▶ **Written request**:
Pull out from the material below all lines with "name".

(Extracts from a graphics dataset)
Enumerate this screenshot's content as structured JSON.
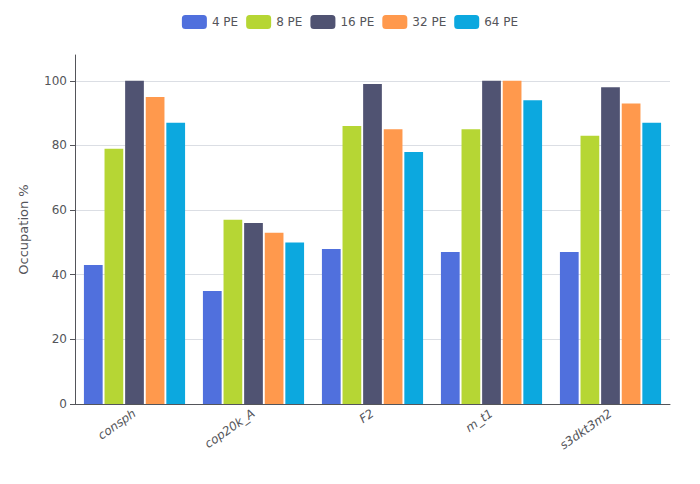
{
  "chart_data": {
    "type": "bar",
    "categories": [
      "consph",
      "cop20k_A",
      "F2",
      "m_t1",
      "s3dkt3m2"
    ],
    "series": [
      {
        "name": "4 PE",
        "values": [
          43,
          35,
          48,
          47,
          47
        ]
      },
      {
        "name": "8 PE",
        "values": [
          79,
          57,
          86,
          85,
          83
        ]
      },
      {
        "name": "16 PE",
        "values": [
          100,
          56,
          99,
          100,
          98
        ]
      },
      {
        "name": "32 PE",
        "values": [
          95,
          53,
          85,
          100,
          93
        ]
      },
      {
        "name": "64 PE",
        "values": [
          87,
          50,
          78,
          94,
          87
        ]
      }
    ],
    "ylabel": "Occupation %",
    "ylim": [
      0,
      108
    ],
    "yticks": [
      0,
      20,
      40,
      60,
      80,
      100
    ],
    "grid": true,
    "legend": "top"
  }
}
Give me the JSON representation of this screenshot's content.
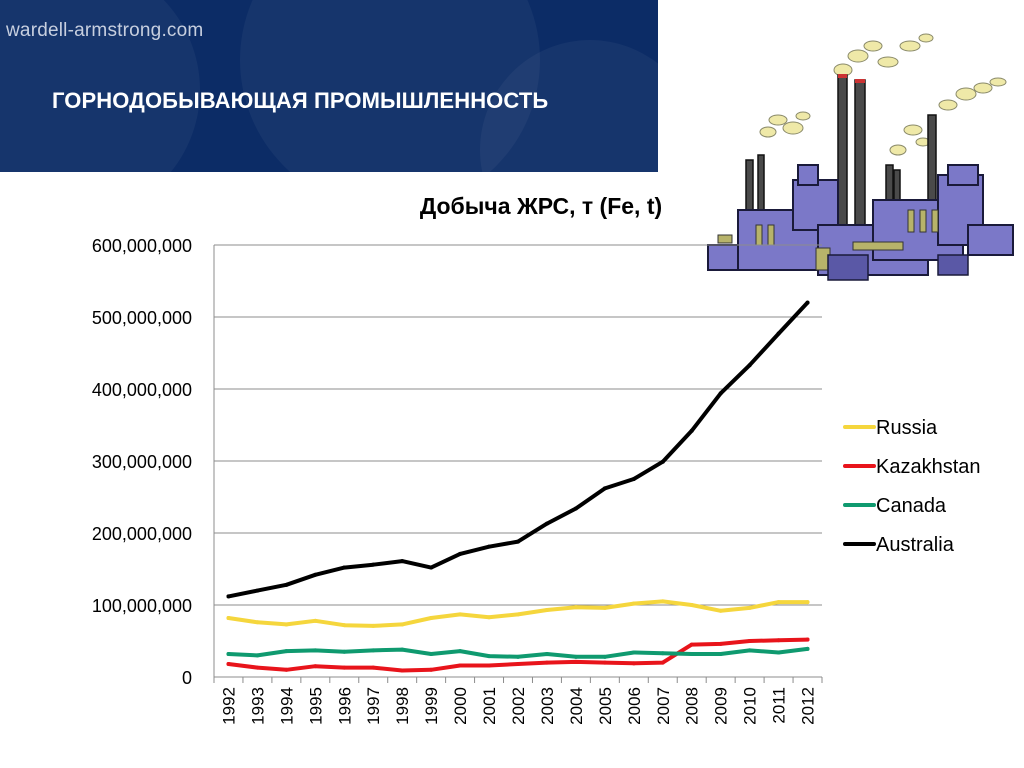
{
  "header": {
    "site": "wardell-armstrong.com",
    "title": "ГОРНОДОБЫВАЮЩАЯ ПРОМЫШЛЕННОСТЬ"
  },
  "decoration": {
    "icon": "factory-icon"
  },
  "chart_data": {
    "type": "line",
    "title": "Добыча ЖРС, т (Fe, t)",
    "xlabel": "",
    "ylabel": "",
    "x": [
      "1992",
      "1993",
      "1994",
      "1995",
      "1996",
      "1997",
      "1998",
      "1999",
      "2000",
      "2001",
      "2002",
      "2003",
      "2004",
      "2005",
      "2006",
      "2007",
      "2008",
      "2009",
      "2010",
      "2011",
      "2012"
    ],
    "ylim": [
      0,
      600000000
    ],
    "yticks": [
      0,
      100000000,
      200000000,
      300000000,
      400000000,
      500000000,
      600000000
    ],
    "ytick_labels": [
      "0",
      "100,000,000",
      "200,000,000",
      "300,000,000",
      "400,000,000",
      "500,000,000",
      "600,000,000"
    ],
    "grid": "horizontal",
    "legend": "right",
    "series": [
      {
        "name": "Russia",
        "color": "#f5d63d",
        "values": [
          82000000,
          76000000,
          73000000,
          78000000,
          72000000,
          71000000,
          73000000,
          82000000,
          87000000,
          83000000,
          87000000,
          93000000,
          97000000,
          96000000,
          102000000,
          105000000,
          100000000,
          92000000,
          96000000,
          104000000,
          104000000
        ]
      },
      {
        "name": "Kazakhstan",
        "color": "#e8141b",
        "values": [
          18000000,
          13000000,
          10000000,
          15000000,
          13000000,
          13000000,
          9000000,
          10000000,
          16000000,
          16000000,
          18000000,
          20000000,
          21000000,
          20000000,
          19000000,
          20000000,
          45000000,
          46000000,
          50000000,
          51000000,
          52000000
        ]
      },
      {
        "name": "Canada",
        "color": "#0f9a6f",
        "values": [
          32000000,
          30000000,
          36000000,
          37000000,
          35000000,
          37000000,
          38000000,
          32000000,
          36000000,
          29000000,
          28000000,
          32000000,
          28000000,
          28000000,
          34000000,
          33000000,
          32000000,
          32000000,
          37000000,
          34000000,
          39000000
        ]
      },
      {
        "name": "Australia",
        "color": "#000000",
        "values": [
          112000000,
          120000000,
          128000000,
          142000000,
          152000000,
          156000000,
          161000000,
          152000000,
          171000000,
          181000000,
          188000000,
          213000000,
          234000000,
          262000000,
          275000000,
          299000000,
          342000000,
          394000000,
          433000000,
          477000000,
          520000000
        ]
      }
    ]
  }
}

▶ **Written answer**:
        "name": "4 PE",
        "name": "8 PE",
        "name": "16 PE",
        "name": "32 PE",
        "name": "64 PE",
        "name": "Russia",
        "name": "Kazakhstan",
        "name": "Canada",
        "name": "Australia",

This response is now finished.